# Arbeitsauftrag:
Schreiben Sie sämtliche folgenden Einträge Zeile für Zeile unverändert ab.
=== Datensatz ===
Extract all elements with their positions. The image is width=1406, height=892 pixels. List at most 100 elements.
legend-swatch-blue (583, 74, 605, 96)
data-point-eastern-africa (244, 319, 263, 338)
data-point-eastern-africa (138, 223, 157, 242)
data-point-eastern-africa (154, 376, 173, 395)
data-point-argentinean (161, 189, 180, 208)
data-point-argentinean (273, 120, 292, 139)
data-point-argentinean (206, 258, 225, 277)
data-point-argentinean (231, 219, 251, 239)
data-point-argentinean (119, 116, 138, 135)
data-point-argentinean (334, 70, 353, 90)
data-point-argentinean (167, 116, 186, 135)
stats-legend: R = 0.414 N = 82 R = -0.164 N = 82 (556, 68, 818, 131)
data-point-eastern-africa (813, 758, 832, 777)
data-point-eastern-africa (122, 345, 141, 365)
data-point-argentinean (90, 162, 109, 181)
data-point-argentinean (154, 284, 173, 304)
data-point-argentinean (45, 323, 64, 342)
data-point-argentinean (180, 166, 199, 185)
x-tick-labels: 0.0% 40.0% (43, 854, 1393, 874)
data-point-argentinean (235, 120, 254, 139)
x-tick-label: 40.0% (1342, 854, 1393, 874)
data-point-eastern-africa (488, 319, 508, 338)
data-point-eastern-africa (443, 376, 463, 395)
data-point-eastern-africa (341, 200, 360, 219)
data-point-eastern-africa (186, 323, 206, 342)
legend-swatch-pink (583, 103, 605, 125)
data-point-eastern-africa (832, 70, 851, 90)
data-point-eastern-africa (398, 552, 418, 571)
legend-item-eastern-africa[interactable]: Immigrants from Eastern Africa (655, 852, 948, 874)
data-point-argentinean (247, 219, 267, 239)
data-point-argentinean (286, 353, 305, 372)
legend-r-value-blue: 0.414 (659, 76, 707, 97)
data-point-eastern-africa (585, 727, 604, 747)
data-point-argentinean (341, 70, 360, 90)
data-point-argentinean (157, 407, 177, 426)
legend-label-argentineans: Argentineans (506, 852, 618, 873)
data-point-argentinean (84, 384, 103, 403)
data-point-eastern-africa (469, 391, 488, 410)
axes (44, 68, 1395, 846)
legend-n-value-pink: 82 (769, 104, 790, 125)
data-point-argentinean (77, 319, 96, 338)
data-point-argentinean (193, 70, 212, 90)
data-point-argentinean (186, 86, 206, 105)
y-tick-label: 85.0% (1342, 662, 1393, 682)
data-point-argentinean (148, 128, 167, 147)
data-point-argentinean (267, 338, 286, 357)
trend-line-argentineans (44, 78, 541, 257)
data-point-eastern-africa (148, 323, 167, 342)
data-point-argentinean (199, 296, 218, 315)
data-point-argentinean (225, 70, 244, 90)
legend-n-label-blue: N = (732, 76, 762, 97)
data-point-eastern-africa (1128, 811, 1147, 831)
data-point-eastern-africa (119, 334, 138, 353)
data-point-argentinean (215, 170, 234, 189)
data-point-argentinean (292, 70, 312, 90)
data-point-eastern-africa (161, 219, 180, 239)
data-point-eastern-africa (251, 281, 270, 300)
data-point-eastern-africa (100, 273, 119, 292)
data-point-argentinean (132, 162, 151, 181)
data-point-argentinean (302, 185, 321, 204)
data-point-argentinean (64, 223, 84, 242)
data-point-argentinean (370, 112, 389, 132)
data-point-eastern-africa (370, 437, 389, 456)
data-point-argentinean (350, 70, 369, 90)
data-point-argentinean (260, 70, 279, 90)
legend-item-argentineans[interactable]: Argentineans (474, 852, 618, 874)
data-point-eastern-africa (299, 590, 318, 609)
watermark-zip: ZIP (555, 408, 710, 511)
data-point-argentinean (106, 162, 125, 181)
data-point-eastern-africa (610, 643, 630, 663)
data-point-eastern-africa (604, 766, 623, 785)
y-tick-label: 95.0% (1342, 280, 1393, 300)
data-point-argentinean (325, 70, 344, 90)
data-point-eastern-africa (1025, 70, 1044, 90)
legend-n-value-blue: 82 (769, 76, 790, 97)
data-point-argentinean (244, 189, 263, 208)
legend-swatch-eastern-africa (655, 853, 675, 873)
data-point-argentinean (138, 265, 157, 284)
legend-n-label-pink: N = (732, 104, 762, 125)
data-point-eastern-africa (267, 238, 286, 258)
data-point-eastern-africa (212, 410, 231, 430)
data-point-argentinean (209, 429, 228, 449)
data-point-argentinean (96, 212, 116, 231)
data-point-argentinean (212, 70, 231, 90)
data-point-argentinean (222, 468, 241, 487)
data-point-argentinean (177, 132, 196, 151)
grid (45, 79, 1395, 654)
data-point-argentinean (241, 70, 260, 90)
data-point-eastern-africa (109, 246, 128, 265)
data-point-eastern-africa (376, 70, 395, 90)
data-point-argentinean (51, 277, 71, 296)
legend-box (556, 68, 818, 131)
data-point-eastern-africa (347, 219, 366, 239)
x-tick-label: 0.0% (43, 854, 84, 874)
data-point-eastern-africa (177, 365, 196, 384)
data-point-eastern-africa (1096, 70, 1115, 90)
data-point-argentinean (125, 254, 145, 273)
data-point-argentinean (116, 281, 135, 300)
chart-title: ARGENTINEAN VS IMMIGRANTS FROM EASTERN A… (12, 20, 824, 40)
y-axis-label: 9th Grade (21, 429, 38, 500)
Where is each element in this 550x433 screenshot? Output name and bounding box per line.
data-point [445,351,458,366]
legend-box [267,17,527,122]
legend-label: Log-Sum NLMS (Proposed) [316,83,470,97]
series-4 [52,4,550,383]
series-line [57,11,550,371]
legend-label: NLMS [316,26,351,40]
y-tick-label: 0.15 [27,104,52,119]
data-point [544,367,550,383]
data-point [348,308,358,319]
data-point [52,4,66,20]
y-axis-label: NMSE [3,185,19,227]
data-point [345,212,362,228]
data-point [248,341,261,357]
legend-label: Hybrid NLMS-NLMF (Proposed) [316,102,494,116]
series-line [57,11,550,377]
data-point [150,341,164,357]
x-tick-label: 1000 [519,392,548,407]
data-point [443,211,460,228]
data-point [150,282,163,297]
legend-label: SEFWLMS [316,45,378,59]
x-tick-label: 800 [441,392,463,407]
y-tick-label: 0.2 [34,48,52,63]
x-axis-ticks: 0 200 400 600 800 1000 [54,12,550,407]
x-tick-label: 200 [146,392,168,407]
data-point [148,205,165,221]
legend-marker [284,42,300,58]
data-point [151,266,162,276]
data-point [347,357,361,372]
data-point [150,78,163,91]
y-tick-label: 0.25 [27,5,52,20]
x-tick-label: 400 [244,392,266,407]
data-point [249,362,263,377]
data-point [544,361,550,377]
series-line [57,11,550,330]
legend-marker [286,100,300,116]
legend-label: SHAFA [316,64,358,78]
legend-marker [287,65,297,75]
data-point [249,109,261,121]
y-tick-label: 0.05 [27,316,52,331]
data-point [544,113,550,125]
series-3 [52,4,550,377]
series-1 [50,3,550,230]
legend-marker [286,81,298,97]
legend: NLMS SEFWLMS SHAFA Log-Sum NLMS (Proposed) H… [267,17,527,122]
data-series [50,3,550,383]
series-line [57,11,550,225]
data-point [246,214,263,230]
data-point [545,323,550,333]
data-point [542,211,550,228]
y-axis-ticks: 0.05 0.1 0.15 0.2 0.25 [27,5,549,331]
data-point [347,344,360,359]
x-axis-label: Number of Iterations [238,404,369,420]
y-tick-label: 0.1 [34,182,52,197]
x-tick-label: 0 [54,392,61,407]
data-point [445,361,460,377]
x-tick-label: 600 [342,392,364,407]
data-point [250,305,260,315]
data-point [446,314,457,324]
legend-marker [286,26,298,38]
===
# Lösung der Aufgabe:
Extract all elements with their positions. The image is width=1406, height=892 pixels. List at most 100 elements.
legend-swatch-blue (583, 74, 605, 96)
data-point-eastern-africa (244, 319, 263, 338)
data-point-eastern-africa (138, 223, 157, 242)
data-point-eastern-africa (154, 376, 173, 395)
data-point-argentinean (161, 189, 180, 208)
data-point-argentinean (273, 120, 292, 139)
data-point-argentinean (206, 258, 225, 277)
data-point-argentinean (231, 219, 251, 239)
data-point-argentinean (119, 116, 138, 135)
data-point-argentinean (334, 70, 353, 90)
data-point-argentinean (167, 116, 186, 135)
stats-legend: R = 0.414 N = 82 R = -0.164 N = 82 (556, 68, 818, 131)
data-point-eastern-africa (813, 758, 832, 777)
data-point-eastern-africa (122, 345, 141, 365)
data-point-argentinean (90, 162, 109, 181)
data-point-argentinean (154, 284, 173, 304)
data-point-argentinean (45, 323, 64, 342)
data-point-argentinean (180, 166, 199, 185)
x-tick-labels: 0.0% 40.0% (43, 854, 1393, 874)
data-point-argentinean (235, 120, 254, 139)
x-tick-label: 40.0% (1342, 854, 1393, 874)
data-point-eastern-africa (488, 319, 508, 338)
data-point-eastern-africa (443, 376, 463, 395)
data-point-eastern-africa (341, 200, 360, 219)
data-point-eastern-africa (186, 323, 206, 342)
legend-swatch-pink (583, 103, 605, 125)
data-point-eastern-africa (832, 70, 851, 90)
data-point-eastern-africa (398, 552, 418, 571)
legend-item-eastern-africa[interactable]: Immigrants from Eastern Africa (655, 852, 948, 874)
data-point-argentinean (247, 219, 267, 239)
data-point-argentinean (286, 353, 305, 372)
legend-r-value-blue: 0.414 (659, 76, 707, 97)
data-point-eastern-africa (585, 727, 604, 747)
data-point-argentinean (341, 70, 360, 90)
data-point-argentinean (157, 407, 177, 426)
legend-label-argentineans: Argentineans (506, 852, 618, 873)
data-point-argentinean (84, 384, 103, 403)
data-point-eastern-africa (469, 391, 488, 410)
axes (44, 68, 1395, 846)
legend-n-value-pink: 82 (769, 104, 790, 125)
data-point-argentinean (77, 319, 96, 338)
data-point-argentinean (193, 70, 212, 90)
data-point-argentinean (186, 86, 206, 105)
y-tick-label: 85.0% (1342, 662, 1393, 682)
data-point-argentinean (148, 128, 167, 147)
data-point-argentinean (267, 338, 286, 357)
trend-line-argentineans (44, 78, 541, 257)
data-point-eastern-africa (148, 323, 167, 342)
data-point-argentinean (199, 296, 218, 315)
data-point-argentinean (225, 70, 244, 90)
legend-n-label-blue: N = (732, 76, 762, 97)
data-point-eastern-africa (1128, 811, 1147, 831)
data-point-eastern-africa (119, 334, 138, 353)
data-point-argentinean (215, 170, 234, 189)
data-point-argentinean (292, 70, 312, 90)
data-point-eastern-africa (161, 219, 180, 239)
data-point-eastern-africa (251, 281, 270, 300)
data-point-eastern-africa (100, 273, 119, 292)
data-point-argentinean (132, 162, 151, 181)
data-point-argentinean (302, 185, 321, 204)
data-point-argentinean (64, 223, 84, 242)
data-point-argentinean (370, 112, 389, 132)
data-point-eastern-africa (370, 437, 389, 456)
data-point-argentinean (350, 70, 369, 90)
data-point-argentinean (260, 70, 279, 90)
legend-item-argentineans[interactable]: Argentineans (474, 852, 618, 874)
data-point-eastern-africa (299, 590, 318, 609)
watermark-zip: ZIP (555, 408, 710, 511)
data-point-argentinean (106, 162, 125, 181)
data-point-eastern-africa (610, 643, 630, 663)
data-point-eastern-africa (604, 766, 623, 785)
y-tick-label: 95.0% (1342, 280, 1393, 300)
data-point-argentinean (325, 70, 344, 90)
data-point-eastern-africa (1025, 70, 1044, 90)
legend-n-value-blue: 82 (769, 76, 790, 97)
data-point-argentinean (244, 189, 263, 208)
legend-swatch-eastern-africa (655, 853, 675, 873)
data-point-argentinean (138, 265, 157, 284)
legend-n-label-pink: N = (732, 104, 762, 125)
data-point-eastern-africa (267, 238, 286, 258)
data-point-eastern-africa (212, 410, 231, 430)
data-point-argentinean (209, 429, 228, 449)
data-point-argentinean (96, 212, 116, 231)
data-point-argentinean (212, 70, 231, 90)
data-point-argentinean (222, 468, 241, 487)
data-point-argentinean (177, 132, 196, 151)
grid (45, 79, 1395, 654)
data-point-argentinean (241, 70, 260, 90)
data-point-eastern-africa (109, 246, 128, 265)
data-point-eastern-africa (376, 70, 395, 90)
data-point-argentinean (51, 277, 71, 296)
legend-box (556, 68, 818, 131)
data-point-eastern-africa (347, 219, 366, 239)
x-tick-label: 0.0% (43, 854, 84, 874)
data-point-eastern-africa (177, 365, 196, 384)
data-point-eastern-africa (1096, 70, 1115, 90)
data-point-argentinean (125, 254, 145, 273)
data-point-argentinean (116, 281, 135, 300)
chart-title: ARGENTINEAN VS IMMIGRANTS FROM EASTERN A… (12, 20, 824, 40)
y-axis-label: 9th Grade (21, 429, 38, 500)
Where is each element in this 550x433 screenshot? Output name and bounding box per line.
data-point [445,351,458,366]
legend-box [267,17,527,122]
legend-label: Log-Sum NLMS (Proposed) [316,83,470,97]
series-4 [52,4,550,383]
series-line [57,11,550,371]
legend-label: NLMS [316,26,351,40]
y-tick-label: 0.15 [27,104,52,119]
data-point [544,367,550,383]
data-point [348,308,358,319]
data-point [52,4,66,20]
y-axis-label: NMSE [3,185,19,227]
data-point [345,212,362,228]
data-point [248,341,261,357]
legend-label: Hybrid NLMS-NLMF (Proposed) [316,102,494,116]
series-line [57,11,550,377]
data-point [150,341,164,357]
x-tick-label: 1000 [519,392,548,407]
data-point [443,211,460,228]
data-point [150,282,163,297]
legend-label: SEFWLMS [316,45,378,59]
x-tick-label: 800 [441,392,463,407]
y-tick-label: 0.2 [34,48,52,63]
x-axis-ticks: 0 200 400 600 800 1000 [54,12,550,407]
x-tick-label: 200 [146,392,168,407]
data-point [148,205,165,221]
legend-marker [284,42,300,58]
data-point [151,266,162,276]
data-point [347,357,361,372]
data-point [150,78,163,91]
y-tick-label: 0.25 [27,5,52,20]
x-tick-label: 400 [244,392,266,407]
data-point [249,362,263,377]
data-point [544,361,550,377]
series-line [57,11,550,330]
legend-marker [286,100,300,116]
legend-label: SHAFA [316,64,358,78]
legend-marker [287,65,297,75]
data-point [249,109,261,121]
y-tick-label: 0.05 [27,316,52,331]
data-point [544,113,550,125]
series-3 [52,4,550,377]
series-1 [50,3,550,230]
legend-marker [286,81,298,97]
legend: NLMS SEFWLMS SHAFA Log-Sum NLMS (Proposed) H… [267,17,527,122]
data-series [50,3,550,383]
series-line [57,11,550,225]
data-point [246,214,263,230]
data-point [545,323,550,333]
data-point [542,211,550,228]
y-axis-ticks: 0.05 0.1 0.15 0.2 0.25 [27,5,549,331]
data-point [347,344,360,359]
x-axis-label: Number of Iterations [238,404,369,420]
y-tick-label: 0.1 [34,182,52,197]
x-tick-label: 0 [54,392,61,407]
data-point [445,361,460,377]
x-tick-label: 600 [342,392,364,407]
data-point [250,305,260,315]
data-point [446,314,457,324]
legend-marker [286,26,298,38]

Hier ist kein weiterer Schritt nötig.